The Exquisite Waterlilies of
Normanton, Mayvale Station & Gum Hole Lagoon
by Nan Bailey, Queensland, Australia
Click images to enlarge

MacAir flights go from Mt. Isa to Doomadgee, Mornington Island, Burketown, Normanton, then Cairns. It is a mail run and a small plane. The flight was uneventful. Unfortunately, when I checked my bags, they were tagged for Mornington Island, not Normanton. On arrival, I found myself without luggage, in a strange town, and without my pickup. I had arranged to spend the time at Normanton with acquaintances who have a cattle station in the district. They were busy with the cattle right then.

What was I to do but go explore the town? Maybe it was fortuitous that my luggage was off-loaded early so I didn't have to drag it around town with me. I eventually caught up with my wonderful hosts and settled in. My luggage arrived on the flight the next day, so I was free to go look for the famous newly named Normanton waterlilies, Nymphaea carpentariae. This is an area that large salt water crocodiles frequent so, as I was alone, I had to be very aware and very cautious. There is usually no second chance with these creatures.

I borrowed the car and headed out to the river and there the lilies were . . . masses of them. Mostly white, with the occasional pink or blue lily, and those gorgeous maroon leaves. What a sight to behold, with the sun setting over the river, the lilies silhouetted against the orange sky, and the water birds out for their last feed of the day. It was hard to head back to the house, but this was no time to be out alone beside the lagoons and the river, where two large "saltys" were known to live.

Nymphaea carpentariae
Next morning I headed back to photograph the lilies and hopefully collect a specimen to put in my press. These lilies were growing in a lagoon that had been overrun by grasses. It was difficult to determine the true depth of the water but the lilies thrived whatever it was. In the clearer areas, there was what I believe to be Otellia ovalifolia, but without having seen the flowers, I am not 100% sure. There were also masses of Vallisnaria with very red leaves, growing around the edges, which I later learned is Vallisnaria caulescens. This is a species often found in ephemeral billabongs, so not seen often. The reeds in the nearby creeks were Schoenoplectus, plus a very short species I have yet to identify.

Probably Otellia ovalifolia

Vallisnaria caulescens

Vallisnaria caulescens

Nymphaea carpentariae

My next move was to drive northwest along the road to Karumba on the coast of the Gulf of Carpentaria. Along this road, I crossed several creeks with Nymphoides crenata and the Nymphaea carpentariae. On the way to Karumba I crossed a large very flat grassy plain with few trees and here I saw a pair of saurus cranes (Grus antigone), with grey bodies and red heads and necks. It was a rare treat for me to see these birds, as it was my first sighting.

Layout dataset entries:
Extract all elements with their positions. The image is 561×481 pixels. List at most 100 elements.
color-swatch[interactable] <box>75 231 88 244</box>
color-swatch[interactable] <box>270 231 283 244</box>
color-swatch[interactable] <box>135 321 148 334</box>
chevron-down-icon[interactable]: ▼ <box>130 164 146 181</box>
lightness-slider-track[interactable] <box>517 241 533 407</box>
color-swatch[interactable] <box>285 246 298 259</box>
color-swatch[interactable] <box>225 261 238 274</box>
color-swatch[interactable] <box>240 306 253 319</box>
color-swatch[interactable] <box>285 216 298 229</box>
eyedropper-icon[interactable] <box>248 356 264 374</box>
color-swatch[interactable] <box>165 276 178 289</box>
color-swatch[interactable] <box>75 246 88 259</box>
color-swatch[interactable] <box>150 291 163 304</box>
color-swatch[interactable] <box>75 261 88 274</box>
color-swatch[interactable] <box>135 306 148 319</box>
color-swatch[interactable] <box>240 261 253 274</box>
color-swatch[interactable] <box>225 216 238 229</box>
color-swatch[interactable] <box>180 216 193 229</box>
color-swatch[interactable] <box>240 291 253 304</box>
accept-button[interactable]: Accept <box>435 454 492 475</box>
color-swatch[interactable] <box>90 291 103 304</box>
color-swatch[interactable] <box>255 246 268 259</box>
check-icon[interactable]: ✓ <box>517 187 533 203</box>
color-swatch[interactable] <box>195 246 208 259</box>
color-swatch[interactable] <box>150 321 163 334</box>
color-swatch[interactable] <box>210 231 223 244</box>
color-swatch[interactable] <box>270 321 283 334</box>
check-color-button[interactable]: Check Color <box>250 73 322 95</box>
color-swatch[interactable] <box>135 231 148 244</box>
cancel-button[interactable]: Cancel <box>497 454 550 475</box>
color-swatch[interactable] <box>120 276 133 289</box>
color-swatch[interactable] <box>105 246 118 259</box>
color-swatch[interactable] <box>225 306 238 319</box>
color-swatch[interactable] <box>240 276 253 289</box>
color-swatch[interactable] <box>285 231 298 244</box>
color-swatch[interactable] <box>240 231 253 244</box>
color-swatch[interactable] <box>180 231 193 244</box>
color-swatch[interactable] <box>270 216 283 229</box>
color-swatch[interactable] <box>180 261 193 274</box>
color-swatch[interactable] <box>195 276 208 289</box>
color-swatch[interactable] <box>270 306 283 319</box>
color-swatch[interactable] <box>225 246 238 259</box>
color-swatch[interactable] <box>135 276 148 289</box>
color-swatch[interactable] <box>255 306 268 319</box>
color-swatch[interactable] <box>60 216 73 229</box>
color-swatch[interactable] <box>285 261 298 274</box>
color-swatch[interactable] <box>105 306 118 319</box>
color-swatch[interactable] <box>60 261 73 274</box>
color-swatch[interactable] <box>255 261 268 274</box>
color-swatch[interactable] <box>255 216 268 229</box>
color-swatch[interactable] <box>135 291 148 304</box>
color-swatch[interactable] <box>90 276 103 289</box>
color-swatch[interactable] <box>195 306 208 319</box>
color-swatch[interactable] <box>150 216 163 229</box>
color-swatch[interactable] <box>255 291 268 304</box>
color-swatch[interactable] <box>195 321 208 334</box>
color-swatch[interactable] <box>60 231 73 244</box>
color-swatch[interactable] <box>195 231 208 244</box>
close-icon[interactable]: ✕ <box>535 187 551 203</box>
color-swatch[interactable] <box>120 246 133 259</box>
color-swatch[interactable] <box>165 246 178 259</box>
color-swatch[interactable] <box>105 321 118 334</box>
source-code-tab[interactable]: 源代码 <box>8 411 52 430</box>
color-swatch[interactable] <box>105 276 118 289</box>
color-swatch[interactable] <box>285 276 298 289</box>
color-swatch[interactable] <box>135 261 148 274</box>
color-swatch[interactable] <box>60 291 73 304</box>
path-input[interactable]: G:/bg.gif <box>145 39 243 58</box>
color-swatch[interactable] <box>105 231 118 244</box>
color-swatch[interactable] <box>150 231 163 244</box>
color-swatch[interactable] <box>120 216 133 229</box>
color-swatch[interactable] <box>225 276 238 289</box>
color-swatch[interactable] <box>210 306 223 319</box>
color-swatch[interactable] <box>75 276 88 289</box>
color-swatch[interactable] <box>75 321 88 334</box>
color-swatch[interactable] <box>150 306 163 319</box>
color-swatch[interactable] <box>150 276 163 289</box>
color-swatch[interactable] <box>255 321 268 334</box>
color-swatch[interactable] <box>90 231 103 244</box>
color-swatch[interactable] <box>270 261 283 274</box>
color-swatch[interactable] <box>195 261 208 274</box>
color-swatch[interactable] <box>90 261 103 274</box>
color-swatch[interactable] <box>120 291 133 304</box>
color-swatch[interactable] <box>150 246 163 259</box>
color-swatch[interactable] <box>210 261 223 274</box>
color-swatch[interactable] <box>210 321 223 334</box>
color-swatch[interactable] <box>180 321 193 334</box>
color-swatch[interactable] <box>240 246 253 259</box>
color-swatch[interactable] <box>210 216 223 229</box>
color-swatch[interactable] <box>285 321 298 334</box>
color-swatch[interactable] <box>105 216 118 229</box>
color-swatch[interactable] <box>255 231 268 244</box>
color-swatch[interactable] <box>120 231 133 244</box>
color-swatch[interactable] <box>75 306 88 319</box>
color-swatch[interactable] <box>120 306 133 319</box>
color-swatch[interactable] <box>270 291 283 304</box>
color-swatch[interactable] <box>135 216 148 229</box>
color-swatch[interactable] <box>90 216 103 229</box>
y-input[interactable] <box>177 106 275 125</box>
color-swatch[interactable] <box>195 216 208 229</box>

TASKS:
a. In the waterlily article, write out the passage starting at "What was I to" and ending at "with these creatures.", but change "crocodiles" to "reptiles".
b. In the waterlily article, which destination were the writer's bags tagged for by mistake?
The items aren't needed for anything here.

SOLUTIONS TO THE TASKS:
a.
What was I to do but go explore the town? Maybe it was fortuitous that my luggage was off-loaded early so I didn't have to drag it around town with me. I eventually caught up with my wonderful hosts and settled in. My luggage arrived on the flight the next day, so I was free to go look for the famous newly named Normanton waterlilies, Nymphaea carpentariae. This is an area that large salt water reptiles frequent so, as I was alone, I had to be very aware and very cautious. There is usually no second chance with these creatures.

b. Mornington Island